[Dataset items]
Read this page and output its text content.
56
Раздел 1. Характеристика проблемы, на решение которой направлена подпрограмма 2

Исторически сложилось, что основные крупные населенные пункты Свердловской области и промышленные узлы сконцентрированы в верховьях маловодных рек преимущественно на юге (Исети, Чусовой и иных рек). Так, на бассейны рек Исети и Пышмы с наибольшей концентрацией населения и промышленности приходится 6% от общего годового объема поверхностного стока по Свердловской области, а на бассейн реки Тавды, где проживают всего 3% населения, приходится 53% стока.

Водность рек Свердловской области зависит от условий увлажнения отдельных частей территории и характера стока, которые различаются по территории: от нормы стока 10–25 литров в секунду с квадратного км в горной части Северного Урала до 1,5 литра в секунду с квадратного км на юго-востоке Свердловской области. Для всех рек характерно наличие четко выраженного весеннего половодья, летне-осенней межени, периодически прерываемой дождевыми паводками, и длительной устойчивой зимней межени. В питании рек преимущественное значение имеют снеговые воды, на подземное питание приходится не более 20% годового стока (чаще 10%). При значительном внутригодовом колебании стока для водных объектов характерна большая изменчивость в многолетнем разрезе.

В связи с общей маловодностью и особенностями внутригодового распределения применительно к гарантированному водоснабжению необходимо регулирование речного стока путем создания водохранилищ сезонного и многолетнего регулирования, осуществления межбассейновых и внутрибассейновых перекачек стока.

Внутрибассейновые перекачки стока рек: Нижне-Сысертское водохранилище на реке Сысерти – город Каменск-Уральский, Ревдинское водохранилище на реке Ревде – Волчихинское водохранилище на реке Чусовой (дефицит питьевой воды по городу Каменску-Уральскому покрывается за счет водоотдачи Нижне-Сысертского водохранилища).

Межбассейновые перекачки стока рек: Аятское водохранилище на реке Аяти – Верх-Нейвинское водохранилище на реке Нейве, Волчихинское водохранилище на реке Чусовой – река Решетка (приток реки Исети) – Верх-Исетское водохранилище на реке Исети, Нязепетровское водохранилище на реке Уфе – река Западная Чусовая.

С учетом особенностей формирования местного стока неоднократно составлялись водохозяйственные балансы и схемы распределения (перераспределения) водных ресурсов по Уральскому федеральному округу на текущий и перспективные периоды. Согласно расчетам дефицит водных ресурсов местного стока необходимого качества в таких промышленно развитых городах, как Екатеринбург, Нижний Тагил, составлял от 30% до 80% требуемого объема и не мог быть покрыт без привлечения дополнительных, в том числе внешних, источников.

- [EXERCISE AIM] Copy all of the material word for word.

- [ANSWER IN FULL]
Read this page and output its text content.
56
Раздел 1. Характеристика проблемы, на решение которой направлена подпрограмма 2

Исторически сложилось, что основные крупные населенные пункты Свердловской области и промышленные узлы сконцентрированы в верховьях маловодных рек преимущественно на юге (Исети, Чусовой и иных рек). Так, на бассейны рек Исети и Пышмы с наибольшей концентрацией населения и промышленности приходится 6% от общего годового объема поверхностного стока по Свердловской области, а на бассейн реки Тавды, где проживают всего 3% населения, приходится 53% стока.

Водность рек Свердловской области зависит от условий увлажнения отдельных частей территории и характера стока, которые различаются по территории: от нормы стока 10–25 литров в секунду с квадратного км в горной части Северного Урала до 1,5 литра в секунду с квадратного км на юго-востоке Свердловской области. Для всех рек характерно наличие четко выраженного весеннего половодья, летне-осенней межени, периодически прерываемой дождевыми паводками, и длительной устойчивой зимней межени. В питании рек преимущественное значение имеют снеговые воды, на подземное питание приходится не более 20% годового стока (чаще 10%). При значительном внутригодовом колебании стока для водных объектов характерна большая изменчивость в многолетнем разрезе.

В связи с общей маловодностью и особенностями внутригодового распределения применительно к гарантированному водоснабжению необходимо регулирование речного стока путем создания водохранилищ сезонного и многолетнего регулирования, осуществления межбассейновых и внутрибассейновых перекачек стока.

Внутрибассейновые перекачки стока рек: Нижне-Сысертское водохранилище на реке Сысерти – город Каменск-Уральский, Ревдинское водохранилище на реке Ревде – Волчихинское водохранилище на реке Чусовой (дефицит питьевой воды по городу Каменску-Уральскому покрывается за счет водоотдачи Нижне-Сысертского водохранилища).

Межбассейновые перекачки стока рек: Аятское водохранилище на реке Аяти – Верх-Нейвинское водохранилище на реке Нейве, Волчихинское водохранилище на реке Чусовой – река Решетка (приток реки Исети) – Верх-Исетское водохранилище на реке Исети, Нязепетровское водохранилище на реке Уфе – река Западная Чусовая.

С учетом особенностей формирования местного стока неоднократно составлялись водохозяйственные балансы и схемы распределения (перераспределения) водных ресурсов по Уральскому федеральному округу на текущий и перспективные периоды. Согласно расчетам дефицит водных ресурсов местного стока необходимого качества в таких промышленно развитых городах, как Екатеринбург, Нижний Тагил, составлял от 30% до 80% требуемого объема и не мог быть покрыт без привлечения дополнительных, в том числе внешних, источников.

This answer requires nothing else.